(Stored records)
━━━━━━

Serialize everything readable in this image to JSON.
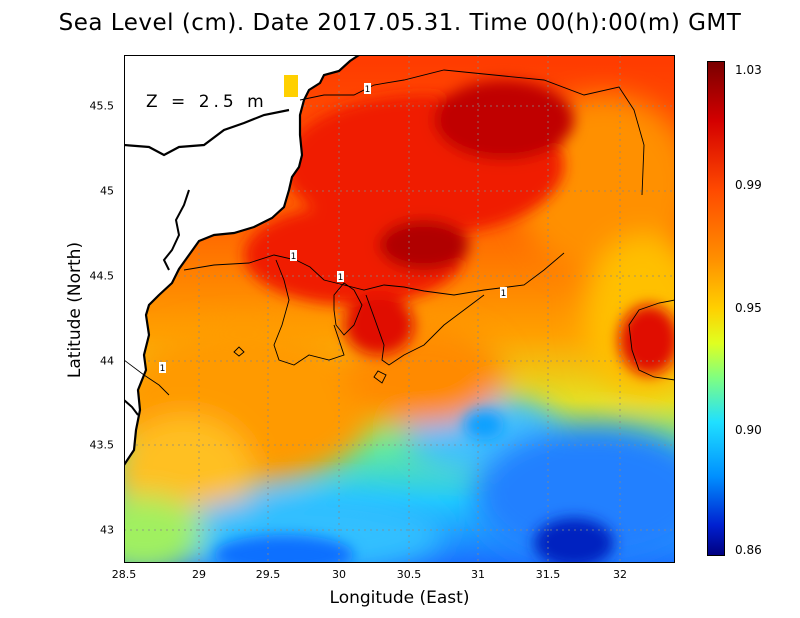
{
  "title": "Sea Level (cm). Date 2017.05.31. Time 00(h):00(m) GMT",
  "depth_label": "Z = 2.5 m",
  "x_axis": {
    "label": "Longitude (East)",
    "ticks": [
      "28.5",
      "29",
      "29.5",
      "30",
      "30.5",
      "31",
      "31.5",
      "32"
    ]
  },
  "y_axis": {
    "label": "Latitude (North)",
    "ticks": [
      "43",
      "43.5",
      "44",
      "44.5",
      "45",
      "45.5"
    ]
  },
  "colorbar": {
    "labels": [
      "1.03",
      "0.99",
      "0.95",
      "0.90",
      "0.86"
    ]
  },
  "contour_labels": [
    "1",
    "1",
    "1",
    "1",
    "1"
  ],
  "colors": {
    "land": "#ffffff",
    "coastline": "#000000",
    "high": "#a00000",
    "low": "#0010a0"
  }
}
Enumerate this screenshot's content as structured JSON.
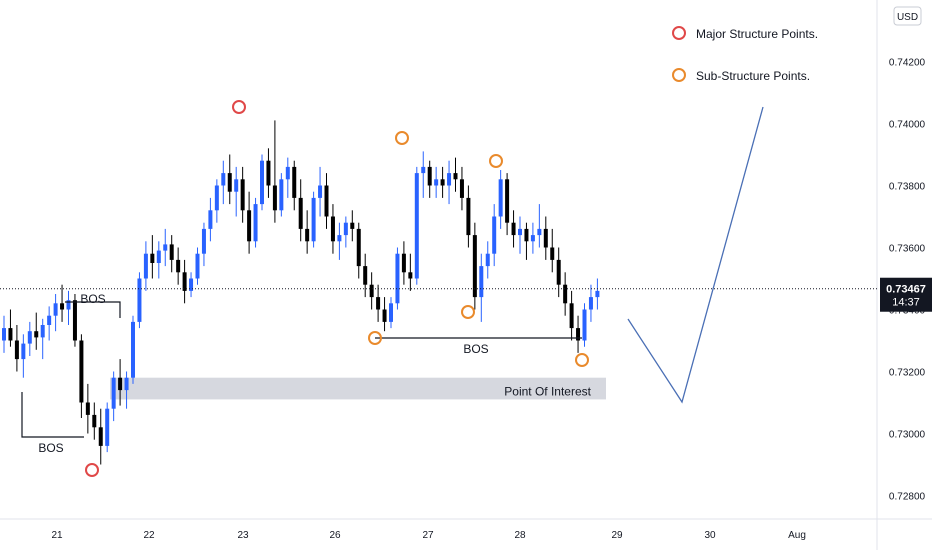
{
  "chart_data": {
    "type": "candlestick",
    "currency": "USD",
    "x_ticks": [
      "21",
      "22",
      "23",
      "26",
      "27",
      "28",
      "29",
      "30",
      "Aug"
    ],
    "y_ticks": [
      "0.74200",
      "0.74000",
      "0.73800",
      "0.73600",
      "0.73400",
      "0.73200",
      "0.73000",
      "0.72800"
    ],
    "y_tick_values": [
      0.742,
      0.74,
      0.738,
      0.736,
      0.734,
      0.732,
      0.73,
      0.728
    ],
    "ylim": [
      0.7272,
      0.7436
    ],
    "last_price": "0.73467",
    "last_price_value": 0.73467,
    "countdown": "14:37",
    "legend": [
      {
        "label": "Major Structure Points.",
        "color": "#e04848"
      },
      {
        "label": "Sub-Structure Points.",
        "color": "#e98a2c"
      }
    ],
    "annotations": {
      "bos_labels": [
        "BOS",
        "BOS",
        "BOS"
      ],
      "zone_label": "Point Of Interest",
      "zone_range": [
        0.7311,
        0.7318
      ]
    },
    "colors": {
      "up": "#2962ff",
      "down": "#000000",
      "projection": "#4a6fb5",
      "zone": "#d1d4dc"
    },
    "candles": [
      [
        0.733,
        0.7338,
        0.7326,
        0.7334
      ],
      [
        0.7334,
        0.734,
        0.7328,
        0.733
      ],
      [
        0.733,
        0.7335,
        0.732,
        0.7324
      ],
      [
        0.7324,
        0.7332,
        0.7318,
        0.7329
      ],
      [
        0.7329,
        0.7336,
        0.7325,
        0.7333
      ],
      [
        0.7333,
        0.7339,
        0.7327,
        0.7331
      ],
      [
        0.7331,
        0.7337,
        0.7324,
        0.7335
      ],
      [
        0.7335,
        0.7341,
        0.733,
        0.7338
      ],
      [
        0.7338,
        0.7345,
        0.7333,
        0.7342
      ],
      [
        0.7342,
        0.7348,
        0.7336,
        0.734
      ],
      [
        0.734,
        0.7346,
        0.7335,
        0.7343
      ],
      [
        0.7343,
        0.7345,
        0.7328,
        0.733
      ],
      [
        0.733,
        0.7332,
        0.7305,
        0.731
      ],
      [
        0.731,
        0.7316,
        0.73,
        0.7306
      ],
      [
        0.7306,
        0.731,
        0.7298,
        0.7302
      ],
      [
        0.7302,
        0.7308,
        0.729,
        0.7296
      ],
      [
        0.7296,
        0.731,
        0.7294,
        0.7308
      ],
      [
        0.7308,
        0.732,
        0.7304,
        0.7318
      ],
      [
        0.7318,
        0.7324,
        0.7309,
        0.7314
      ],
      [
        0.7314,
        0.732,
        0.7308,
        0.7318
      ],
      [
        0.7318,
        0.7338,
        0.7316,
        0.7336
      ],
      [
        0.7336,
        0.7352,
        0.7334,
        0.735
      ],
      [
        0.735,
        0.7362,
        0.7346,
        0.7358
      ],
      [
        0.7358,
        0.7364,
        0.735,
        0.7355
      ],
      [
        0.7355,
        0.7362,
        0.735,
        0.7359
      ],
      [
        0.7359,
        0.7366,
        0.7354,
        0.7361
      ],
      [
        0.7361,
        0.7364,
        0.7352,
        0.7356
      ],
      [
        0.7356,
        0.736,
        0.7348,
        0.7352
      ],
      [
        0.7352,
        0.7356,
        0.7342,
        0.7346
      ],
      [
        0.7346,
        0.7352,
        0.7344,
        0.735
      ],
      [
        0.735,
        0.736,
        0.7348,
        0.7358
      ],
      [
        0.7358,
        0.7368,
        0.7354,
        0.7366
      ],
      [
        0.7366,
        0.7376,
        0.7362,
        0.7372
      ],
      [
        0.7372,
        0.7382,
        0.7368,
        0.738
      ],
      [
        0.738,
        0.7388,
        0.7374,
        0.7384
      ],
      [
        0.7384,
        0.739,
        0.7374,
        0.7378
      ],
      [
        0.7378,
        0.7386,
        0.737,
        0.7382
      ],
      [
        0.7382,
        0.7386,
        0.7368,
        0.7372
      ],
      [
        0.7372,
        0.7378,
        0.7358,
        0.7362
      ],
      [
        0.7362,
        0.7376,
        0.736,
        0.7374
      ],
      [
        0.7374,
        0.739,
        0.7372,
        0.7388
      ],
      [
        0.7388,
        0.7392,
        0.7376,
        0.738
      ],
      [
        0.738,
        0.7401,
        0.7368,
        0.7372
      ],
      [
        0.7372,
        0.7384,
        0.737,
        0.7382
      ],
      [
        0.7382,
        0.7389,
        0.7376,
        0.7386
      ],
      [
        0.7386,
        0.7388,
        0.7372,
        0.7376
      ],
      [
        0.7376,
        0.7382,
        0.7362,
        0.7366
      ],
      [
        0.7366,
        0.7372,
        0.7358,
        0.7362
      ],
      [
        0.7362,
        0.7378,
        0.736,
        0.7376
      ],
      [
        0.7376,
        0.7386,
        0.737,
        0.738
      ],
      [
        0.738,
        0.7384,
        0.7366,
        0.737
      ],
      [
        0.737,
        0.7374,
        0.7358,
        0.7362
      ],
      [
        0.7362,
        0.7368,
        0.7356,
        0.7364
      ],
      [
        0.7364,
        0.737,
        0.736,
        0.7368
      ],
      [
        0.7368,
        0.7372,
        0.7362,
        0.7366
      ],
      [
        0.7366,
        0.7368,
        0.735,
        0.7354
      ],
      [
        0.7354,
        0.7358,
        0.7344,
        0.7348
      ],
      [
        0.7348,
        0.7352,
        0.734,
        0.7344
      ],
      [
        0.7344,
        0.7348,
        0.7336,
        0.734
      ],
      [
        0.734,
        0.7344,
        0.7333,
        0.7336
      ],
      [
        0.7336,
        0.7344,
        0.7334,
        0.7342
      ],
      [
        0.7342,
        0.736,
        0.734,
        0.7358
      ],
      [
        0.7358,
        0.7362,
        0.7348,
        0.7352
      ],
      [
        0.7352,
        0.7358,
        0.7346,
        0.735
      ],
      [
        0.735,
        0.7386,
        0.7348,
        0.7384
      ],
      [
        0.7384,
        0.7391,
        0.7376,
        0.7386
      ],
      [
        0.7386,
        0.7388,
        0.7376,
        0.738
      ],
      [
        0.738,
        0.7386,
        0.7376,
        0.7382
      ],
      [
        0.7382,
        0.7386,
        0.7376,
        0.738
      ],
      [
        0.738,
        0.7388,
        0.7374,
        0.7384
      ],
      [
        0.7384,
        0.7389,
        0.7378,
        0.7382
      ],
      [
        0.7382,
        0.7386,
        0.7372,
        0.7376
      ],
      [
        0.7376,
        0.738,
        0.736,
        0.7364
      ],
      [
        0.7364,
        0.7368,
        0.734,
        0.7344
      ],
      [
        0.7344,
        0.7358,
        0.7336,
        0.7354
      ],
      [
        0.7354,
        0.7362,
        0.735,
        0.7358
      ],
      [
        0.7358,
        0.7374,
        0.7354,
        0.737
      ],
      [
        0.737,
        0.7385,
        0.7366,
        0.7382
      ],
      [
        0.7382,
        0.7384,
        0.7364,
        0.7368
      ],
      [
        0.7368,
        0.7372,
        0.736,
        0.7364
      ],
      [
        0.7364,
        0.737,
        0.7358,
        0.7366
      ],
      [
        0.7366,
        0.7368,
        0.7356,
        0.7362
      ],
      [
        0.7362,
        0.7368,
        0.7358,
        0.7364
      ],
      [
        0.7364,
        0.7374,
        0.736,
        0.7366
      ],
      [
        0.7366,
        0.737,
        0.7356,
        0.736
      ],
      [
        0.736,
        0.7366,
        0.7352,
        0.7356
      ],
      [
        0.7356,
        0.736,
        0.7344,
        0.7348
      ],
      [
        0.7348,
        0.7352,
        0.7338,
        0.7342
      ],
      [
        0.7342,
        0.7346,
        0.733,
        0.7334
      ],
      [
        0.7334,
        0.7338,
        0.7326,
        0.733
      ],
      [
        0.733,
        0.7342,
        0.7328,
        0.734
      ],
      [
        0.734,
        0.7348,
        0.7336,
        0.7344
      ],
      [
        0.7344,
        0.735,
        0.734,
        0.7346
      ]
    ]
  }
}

━━━━━━

Go through the listing above line by line and say how many lines hold the word "this". Reply with that number only.

§ Task solution: 2